## Written exercise
Collect every line that includes the string "Deutschland".

## Stored data

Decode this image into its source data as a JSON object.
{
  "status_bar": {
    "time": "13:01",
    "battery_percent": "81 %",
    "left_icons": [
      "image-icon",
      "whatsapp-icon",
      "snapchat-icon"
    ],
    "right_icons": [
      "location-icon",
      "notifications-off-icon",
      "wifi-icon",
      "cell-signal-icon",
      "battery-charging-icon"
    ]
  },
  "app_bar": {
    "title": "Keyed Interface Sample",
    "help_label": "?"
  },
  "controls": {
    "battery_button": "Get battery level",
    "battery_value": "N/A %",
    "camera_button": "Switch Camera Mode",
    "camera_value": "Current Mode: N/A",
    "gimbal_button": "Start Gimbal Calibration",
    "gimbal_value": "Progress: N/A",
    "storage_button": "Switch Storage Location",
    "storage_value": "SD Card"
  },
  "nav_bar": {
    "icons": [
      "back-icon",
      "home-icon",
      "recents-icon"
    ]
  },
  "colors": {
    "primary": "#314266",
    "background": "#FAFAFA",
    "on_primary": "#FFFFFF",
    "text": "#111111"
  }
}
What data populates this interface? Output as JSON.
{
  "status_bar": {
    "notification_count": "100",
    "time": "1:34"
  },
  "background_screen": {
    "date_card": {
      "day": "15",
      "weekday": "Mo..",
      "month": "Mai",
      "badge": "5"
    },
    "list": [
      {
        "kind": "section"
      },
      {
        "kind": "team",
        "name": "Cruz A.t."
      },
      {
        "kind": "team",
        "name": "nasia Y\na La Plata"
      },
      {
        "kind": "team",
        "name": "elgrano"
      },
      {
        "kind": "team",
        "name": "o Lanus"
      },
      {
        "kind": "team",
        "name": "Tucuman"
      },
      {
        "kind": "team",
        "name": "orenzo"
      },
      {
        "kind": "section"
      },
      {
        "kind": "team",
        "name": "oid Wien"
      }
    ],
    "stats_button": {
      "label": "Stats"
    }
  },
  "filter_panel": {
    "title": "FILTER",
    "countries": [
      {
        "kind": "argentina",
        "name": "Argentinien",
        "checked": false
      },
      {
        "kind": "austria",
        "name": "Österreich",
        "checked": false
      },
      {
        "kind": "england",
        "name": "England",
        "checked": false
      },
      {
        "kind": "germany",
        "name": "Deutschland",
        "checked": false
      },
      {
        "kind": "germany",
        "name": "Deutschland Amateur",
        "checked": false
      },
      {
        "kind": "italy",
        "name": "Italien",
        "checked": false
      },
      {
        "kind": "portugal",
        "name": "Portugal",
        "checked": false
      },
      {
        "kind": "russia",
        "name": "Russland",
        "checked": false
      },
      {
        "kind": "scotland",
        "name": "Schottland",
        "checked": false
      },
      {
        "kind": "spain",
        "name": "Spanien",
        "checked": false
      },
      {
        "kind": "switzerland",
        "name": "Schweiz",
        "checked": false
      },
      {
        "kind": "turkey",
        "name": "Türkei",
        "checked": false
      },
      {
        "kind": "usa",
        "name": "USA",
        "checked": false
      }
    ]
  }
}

## Solution to the problem
        "name": "Deutschland",
        "name": "Deutschland Amateur",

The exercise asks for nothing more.